** EXERCISE DESCRIPTION **
Write the number of lines holding the word "model", and nothing else.

** RECORDS **
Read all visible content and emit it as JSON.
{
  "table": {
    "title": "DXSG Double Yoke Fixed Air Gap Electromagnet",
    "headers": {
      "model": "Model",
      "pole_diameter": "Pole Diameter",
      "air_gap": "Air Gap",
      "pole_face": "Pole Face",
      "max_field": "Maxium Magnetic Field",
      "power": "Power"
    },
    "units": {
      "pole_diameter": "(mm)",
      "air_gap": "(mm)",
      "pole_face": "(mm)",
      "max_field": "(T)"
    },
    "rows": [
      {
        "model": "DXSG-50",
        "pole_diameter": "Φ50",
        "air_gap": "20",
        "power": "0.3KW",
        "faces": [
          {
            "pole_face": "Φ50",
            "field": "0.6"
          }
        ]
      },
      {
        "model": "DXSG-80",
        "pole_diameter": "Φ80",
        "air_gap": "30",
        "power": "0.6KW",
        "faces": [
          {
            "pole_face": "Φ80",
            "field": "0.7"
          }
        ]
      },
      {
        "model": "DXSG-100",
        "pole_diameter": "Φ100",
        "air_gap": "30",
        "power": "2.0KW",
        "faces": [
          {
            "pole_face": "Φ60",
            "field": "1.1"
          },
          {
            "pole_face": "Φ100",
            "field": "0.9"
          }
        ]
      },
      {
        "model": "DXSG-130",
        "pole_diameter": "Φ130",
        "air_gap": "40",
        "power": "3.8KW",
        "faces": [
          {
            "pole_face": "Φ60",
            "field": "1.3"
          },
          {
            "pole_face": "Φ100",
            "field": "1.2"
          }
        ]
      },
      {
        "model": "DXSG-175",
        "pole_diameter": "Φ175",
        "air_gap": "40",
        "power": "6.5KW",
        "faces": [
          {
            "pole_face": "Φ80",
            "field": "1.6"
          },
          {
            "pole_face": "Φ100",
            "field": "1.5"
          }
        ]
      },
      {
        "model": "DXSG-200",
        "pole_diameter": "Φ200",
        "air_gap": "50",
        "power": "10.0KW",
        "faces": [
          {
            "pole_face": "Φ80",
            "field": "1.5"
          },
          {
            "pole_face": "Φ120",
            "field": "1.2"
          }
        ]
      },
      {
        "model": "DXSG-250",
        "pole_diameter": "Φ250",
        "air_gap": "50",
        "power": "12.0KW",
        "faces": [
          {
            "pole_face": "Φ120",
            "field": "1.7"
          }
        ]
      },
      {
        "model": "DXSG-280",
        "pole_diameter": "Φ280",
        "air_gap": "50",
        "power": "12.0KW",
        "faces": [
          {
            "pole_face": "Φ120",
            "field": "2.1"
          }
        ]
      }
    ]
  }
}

** CORRECT ANSWER **
9